• [Task A]
Answer these questions using the passage about Like A Rolling Stone:
(i) Which two songs on Highway 61 Revisited does the writer give as very obvious blues-inflected songs?
(ii) Which guitarist made a medley linking "Highway 61" and "Highway 61 Revisited"?
(iii) How much of anyone's time does the writer say the medley is worth?
• [Task B]
For each statement, say whether it agrees with the passage about Like A Rolling Stone. Support each answer with a direct quote from the passage.
(i) The writer says the improvisation section runs only a few pages.
(ii) Michael Gray is named as a writer who has shown Dylan's knowledge of country blues.
(iii) The writer calls the blues-inflected songs on the record easy fillers.
• [Task C]
Extend the passage about Like A Rolling Stone, picking up after its final sentence.

• [Passage provided]
+-------+
So it proves with Like A Rolling Stone, which uses the song as a way into the moment when Dylan re-invented himself as a performer, and also, Marcus suggests, when American culture was also on the turn. For me the improvisation is a section – only a few pages – which links the song and the record, Highway 61 Revisited, to the American blues tradition. Other writers (such as Michael Gray) have demonstrated Dylan’s deep knowledge of country blues, and when I went back to listen to the record I realised, I think for the first time, that the very obvious blues-inflected songs on there (Tombstone Blues, It Takes A Lot To Laugh, for example), aren’t easy fillers but are about setting the tone. The guitarist Martin Simpson has made this connection brilliantly in his ‘medley’ which links the country blues “Highway 61″ and “Highway 61 Revisited“, and which is worth nine minutes of anyone’s time over on You Tube. And of course Greil Marcus takes us on a lively detour along this iconic American road, the ‘Blues Highway‘.
+-------+
• [Data listing]
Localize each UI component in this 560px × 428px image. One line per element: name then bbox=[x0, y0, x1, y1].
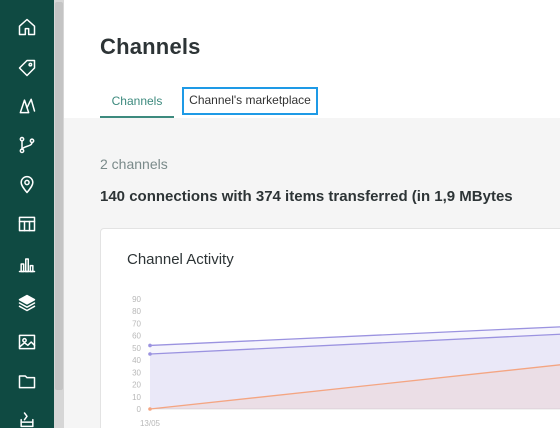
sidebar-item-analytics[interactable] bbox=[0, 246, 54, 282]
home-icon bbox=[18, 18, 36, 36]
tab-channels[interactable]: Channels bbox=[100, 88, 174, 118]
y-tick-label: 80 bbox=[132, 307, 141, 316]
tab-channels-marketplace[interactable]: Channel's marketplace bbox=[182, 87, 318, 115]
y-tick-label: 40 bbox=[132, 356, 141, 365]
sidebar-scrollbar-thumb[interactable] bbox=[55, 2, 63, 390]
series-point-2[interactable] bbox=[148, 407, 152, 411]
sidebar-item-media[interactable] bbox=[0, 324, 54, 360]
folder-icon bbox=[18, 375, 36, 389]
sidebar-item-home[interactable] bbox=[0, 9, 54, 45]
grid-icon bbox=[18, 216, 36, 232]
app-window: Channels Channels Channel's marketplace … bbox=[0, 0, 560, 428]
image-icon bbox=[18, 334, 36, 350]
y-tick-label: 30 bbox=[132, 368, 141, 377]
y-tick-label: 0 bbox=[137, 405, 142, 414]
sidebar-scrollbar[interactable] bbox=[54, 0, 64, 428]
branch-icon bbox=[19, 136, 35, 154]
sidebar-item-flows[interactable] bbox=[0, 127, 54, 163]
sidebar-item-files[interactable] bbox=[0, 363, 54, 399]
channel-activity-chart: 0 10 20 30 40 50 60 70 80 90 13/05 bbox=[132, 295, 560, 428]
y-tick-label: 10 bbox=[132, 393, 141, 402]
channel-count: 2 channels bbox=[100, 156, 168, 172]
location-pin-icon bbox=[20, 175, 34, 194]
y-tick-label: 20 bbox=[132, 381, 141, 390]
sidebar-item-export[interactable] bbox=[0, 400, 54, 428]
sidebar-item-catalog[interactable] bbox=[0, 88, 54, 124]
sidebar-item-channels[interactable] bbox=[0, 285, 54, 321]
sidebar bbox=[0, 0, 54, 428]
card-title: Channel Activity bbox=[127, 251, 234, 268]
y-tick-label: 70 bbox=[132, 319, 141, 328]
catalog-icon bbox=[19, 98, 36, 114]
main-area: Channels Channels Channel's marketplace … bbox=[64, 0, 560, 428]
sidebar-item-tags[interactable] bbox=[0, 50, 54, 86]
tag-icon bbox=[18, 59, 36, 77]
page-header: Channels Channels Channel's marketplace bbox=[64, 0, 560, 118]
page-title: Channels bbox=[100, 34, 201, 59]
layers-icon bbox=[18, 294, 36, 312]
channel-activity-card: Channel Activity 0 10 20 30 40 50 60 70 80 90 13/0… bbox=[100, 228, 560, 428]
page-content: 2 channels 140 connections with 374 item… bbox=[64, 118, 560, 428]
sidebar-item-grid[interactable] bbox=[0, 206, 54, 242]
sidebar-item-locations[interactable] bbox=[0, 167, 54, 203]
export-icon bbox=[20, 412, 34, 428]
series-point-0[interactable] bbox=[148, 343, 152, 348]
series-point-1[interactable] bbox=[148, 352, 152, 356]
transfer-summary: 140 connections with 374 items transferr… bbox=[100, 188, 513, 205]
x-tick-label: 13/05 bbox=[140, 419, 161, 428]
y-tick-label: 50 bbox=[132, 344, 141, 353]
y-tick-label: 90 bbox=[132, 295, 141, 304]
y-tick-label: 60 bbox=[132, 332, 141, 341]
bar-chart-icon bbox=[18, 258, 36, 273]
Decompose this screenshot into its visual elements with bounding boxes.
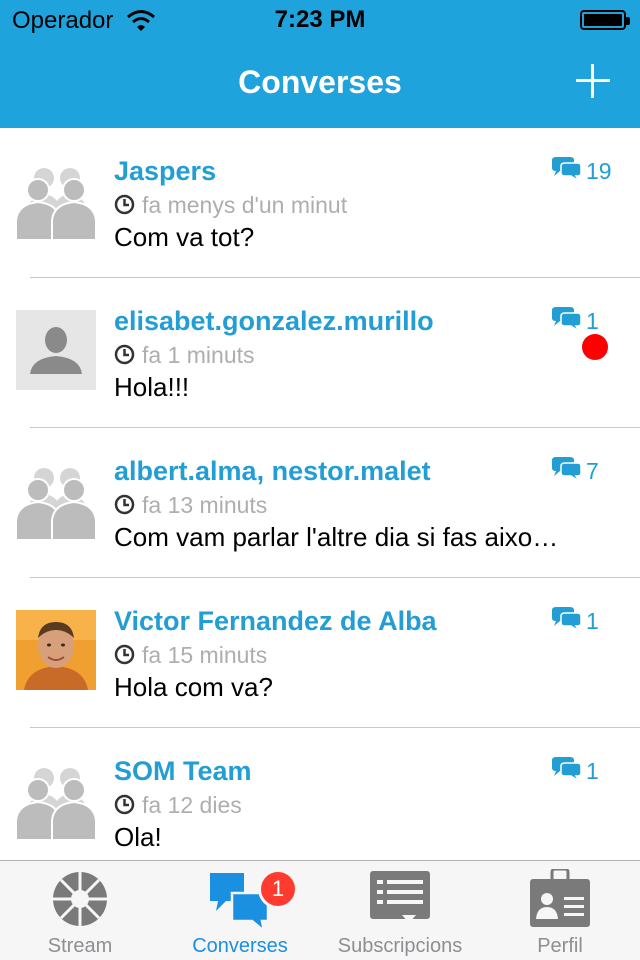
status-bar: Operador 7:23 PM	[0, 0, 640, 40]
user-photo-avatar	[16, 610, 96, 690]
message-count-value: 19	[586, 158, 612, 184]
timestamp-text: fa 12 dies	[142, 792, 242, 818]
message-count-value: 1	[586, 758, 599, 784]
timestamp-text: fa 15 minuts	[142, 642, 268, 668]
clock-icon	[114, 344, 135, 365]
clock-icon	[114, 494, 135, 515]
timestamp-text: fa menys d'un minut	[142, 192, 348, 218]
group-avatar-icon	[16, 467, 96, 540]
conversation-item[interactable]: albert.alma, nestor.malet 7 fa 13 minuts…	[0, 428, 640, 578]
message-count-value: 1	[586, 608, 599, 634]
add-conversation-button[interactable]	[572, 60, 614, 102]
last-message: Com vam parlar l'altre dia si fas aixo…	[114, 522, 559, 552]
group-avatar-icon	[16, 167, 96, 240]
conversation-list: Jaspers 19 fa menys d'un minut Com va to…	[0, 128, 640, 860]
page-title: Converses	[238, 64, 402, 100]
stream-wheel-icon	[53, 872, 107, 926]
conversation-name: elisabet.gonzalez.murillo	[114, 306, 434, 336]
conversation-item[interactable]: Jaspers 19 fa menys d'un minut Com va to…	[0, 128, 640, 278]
+-------+
• [Written reply A]
(i) Tombstone Blues and It Takes A Lot To Laugh
(ii) Martin Simpson
(iii) Nine minutes

• [Written reply B]
(i) Yes: "a section – only a few pages"
(ii) Yes: "Other writers (such as Michael Gray) have demonstrated Dylan’s deep knowledge of country blues"
(iii) No: "aren’t easy fillers but are about setting the tone"

• [Written reply C]
Some aspects of the “Rolling Stone” session are worn smooth with repetition. Al Kooper sometimes resists questions about how at 21 he inveigled himself into playing keyboards on it (well, when the facts become legend…). It does seem clear from Marcus’ appendix that there was really only one good version in the fifteen or so takes, and on another day the song could easily have become one of those well-bootlegged ‘interesting failures’ of Dylan’s career.

There are other curiosities too. Tom Wilson, the producer, was fired by CBS after the Rolling Stone session for reasons which remain unclear, but may have been to do with colour, and his place taken for the rest of the recording by Bob Johnston. Johnston seems to had a fair deal of propriety, certainly by the standards of the music industry; when the first sleeves came back Wilson was not credited as the producer on Like A Rolling Stone, and Johnston sent the sleeves back so this could be corrected (his name is still there on the latest CDs). Is the sound different on the other  songs? Marcus thinks so – Johnston pursued a more ‘ensemble’ sound, whereas Wilson looked for clarity between the instruments, and going back to the record afresh it is possible to imagine that Johnston made the tonne of the record ‘dirtier’ – in fact, more bluesy.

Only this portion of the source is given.